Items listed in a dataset
▼

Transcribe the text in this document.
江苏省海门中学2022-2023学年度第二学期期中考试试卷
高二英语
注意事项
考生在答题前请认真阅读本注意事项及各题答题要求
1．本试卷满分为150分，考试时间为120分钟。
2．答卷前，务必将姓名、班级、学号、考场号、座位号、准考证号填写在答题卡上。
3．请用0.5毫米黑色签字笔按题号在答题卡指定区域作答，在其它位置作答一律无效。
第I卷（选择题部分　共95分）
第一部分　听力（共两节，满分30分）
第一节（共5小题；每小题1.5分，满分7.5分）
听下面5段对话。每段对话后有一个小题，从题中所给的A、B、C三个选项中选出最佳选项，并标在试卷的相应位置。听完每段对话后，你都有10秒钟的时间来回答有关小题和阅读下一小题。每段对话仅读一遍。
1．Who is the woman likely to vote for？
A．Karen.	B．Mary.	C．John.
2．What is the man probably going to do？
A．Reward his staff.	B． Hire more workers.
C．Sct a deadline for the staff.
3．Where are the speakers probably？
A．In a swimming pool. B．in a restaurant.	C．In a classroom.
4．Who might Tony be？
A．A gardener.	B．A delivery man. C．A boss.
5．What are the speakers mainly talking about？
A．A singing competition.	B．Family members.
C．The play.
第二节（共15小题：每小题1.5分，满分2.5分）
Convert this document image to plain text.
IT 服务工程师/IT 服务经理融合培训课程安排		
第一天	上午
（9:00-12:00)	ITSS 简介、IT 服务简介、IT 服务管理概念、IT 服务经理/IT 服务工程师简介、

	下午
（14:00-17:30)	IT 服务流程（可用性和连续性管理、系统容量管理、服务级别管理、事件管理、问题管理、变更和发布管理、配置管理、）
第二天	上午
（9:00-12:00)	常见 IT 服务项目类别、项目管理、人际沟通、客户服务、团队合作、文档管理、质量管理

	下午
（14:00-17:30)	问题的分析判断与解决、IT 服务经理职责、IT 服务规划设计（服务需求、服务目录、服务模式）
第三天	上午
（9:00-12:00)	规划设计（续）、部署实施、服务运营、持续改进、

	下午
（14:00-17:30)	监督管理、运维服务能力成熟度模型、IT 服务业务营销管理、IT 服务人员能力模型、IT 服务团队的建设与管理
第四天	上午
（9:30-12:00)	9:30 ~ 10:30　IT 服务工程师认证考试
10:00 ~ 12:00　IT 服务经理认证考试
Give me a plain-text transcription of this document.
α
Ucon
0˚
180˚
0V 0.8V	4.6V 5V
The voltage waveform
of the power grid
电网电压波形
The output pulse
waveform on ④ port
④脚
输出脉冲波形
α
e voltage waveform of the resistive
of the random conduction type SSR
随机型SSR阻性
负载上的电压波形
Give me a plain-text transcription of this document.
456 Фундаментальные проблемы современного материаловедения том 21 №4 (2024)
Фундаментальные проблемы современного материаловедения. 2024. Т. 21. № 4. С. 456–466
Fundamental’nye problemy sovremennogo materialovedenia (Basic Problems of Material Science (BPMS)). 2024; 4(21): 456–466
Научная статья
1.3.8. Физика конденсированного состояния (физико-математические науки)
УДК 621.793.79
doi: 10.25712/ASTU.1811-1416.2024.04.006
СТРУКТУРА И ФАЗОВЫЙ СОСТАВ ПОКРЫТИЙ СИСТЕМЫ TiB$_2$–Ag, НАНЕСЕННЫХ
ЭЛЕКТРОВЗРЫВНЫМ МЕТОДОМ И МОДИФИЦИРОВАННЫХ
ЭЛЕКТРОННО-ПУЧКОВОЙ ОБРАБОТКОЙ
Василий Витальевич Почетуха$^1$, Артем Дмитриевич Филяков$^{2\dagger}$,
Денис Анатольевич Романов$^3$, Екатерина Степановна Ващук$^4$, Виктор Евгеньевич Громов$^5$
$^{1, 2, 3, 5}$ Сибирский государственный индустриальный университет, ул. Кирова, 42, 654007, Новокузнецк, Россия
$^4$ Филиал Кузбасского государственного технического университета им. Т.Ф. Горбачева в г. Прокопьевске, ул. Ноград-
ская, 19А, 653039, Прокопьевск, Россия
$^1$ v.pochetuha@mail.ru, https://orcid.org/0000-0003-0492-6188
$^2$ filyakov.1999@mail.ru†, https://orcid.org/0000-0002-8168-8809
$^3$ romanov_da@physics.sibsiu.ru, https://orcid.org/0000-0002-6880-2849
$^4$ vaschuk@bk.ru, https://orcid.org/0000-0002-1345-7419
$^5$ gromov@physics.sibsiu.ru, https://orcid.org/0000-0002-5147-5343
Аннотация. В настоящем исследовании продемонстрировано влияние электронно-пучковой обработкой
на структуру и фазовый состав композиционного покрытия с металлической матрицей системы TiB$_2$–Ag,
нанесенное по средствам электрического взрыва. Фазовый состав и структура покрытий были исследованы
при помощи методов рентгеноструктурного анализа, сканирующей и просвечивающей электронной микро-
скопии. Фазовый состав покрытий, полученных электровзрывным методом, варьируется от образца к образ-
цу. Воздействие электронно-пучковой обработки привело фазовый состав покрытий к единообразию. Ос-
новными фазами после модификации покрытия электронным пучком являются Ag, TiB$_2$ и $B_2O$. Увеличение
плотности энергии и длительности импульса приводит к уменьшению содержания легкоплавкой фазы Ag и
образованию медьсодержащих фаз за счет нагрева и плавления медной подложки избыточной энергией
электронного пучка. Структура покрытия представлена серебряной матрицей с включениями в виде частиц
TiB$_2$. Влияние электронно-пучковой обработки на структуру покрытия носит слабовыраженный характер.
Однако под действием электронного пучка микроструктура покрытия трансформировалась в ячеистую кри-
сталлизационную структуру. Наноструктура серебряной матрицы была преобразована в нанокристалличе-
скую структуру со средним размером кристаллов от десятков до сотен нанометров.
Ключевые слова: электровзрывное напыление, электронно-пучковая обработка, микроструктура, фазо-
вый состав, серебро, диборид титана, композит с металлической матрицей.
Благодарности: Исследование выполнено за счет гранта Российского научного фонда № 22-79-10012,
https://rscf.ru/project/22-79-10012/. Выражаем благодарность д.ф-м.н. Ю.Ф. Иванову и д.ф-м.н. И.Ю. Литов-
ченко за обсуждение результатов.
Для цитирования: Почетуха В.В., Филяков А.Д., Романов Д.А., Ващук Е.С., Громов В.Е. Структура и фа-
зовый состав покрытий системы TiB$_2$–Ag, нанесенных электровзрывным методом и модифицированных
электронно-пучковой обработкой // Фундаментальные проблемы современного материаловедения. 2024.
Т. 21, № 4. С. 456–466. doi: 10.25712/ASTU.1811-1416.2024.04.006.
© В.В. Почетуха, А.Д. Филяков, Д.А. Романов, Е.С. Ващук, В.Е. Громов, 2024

▲

▶ Stated goal:
Scan the records above for the string "speakers", then select every line that holds it.

▶ Answer to this problem:
3．Where are the speakers probably？
5．What are the speakers mainly talking about？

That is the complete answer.